Written instruction: Wherever a line below holds the word "център", copy that line.

[Excerpt from a dataset]
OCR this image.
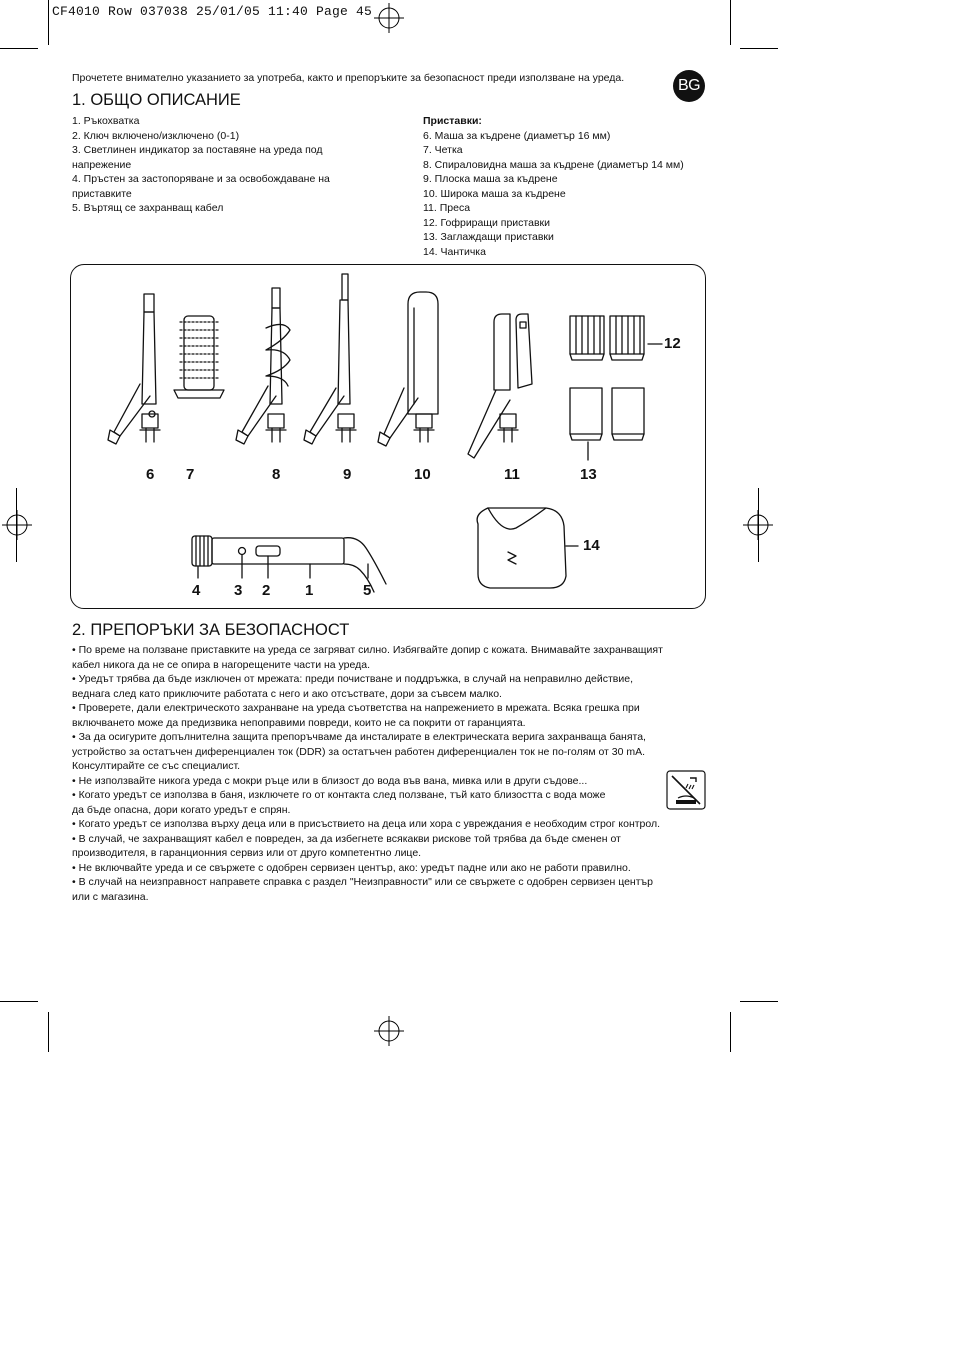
CF4010 Row 037038 25/01/05 11:40 Page 45
Прочетете внимателно указанието за употреба, както и препоръките за безопасност преди използване на уреда.	BG
1. ОБЩО ОПИСАНИЕ
1. Ръкохватка
2. Ключ включено/изключено (0-1)
3. Светлинен индикатор за поставяне на уреда под
напрежение
4. Пръстен за застопоряване и за освобождаване на
приставките
5. Въртящ се захранващ кабел
Приставки:
6. Маша за къдрене (диаметър 16 мм)
7. Четка
8. Спираловидна маша за къдрене (диаметър 14 мм)
9. Плоска маша за къдрене
10. Широка маша за къдрене
11. Преса
12. Гофриращи приставки
13. Заглаждащи приставки
14. Чантичка
6 7	8	9	10	11	13
12
14
4 3 2 1	5
2. ПРЕПОРЪКИ ЗА БЕЗОПАСНОСТ

• По време на ползване приставките на уреда се загряват силно. Избягвайте допир с кожата. Внимавайте захранващият

кабел никога да не се опира в нагорещените части на уреда.

• Уредът трябва да бъде изключен от мрежата: преди почистване и поддръжка, в случай на неправилно действие,

веднага след като приключите работата с него и ако отсъствате, дори за съвсем малко.

• Проверете, дали електрическото захранване на уреда съответства на напрежението в мрежата. Всяка грешка при

включването може да предизвика непоправими повреди, които не са покрити от гаранцията.

• За да осигурите допълнителна защита препоръчваме да инсталирате в електрическата верига захранваща банята,

устройство за остатъчен диференциален ток (DDR) за остатъчен работен диференциален ток не по-голям от 30 mA.

Консултирайте се със специалист.

• Не използвайте никога уреда с мокри ръце или в близост до вода във вана, мивка или в други съдове...

• Когато уредът се използва в баня, изключете го от контакта след ползване, тъй като близостта с вода може

да бъде опасна, дори когато уредът е спрян.

• Когато уредът се използва върху деца или в присъствието на деца или хора с увреждания е необходим строг контрол.

• В случай, че захранващият кабел е повреден, за да избегнете всякакви рискове той трябва да бъде сменен от

производителя, в гаранционния сервиз или от друго компетентно лице.

• Не включвайте уреда и се свържете с одобрен сервизен център, ако: уредът падне или ако не работи правилно.

• В случай на неизправност направете справка с раздел "Неизправности" или се свържете с одобрен сервизен център

или с магазина.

Complete answer:
• Не включвайте уреда и се свържете с одобрен сервизен център, ако: уредът падне или ако не работи правилно.
• В случай на неизправност направете справка с раздел "Неизправности" или се свържете с одобрен сервизен център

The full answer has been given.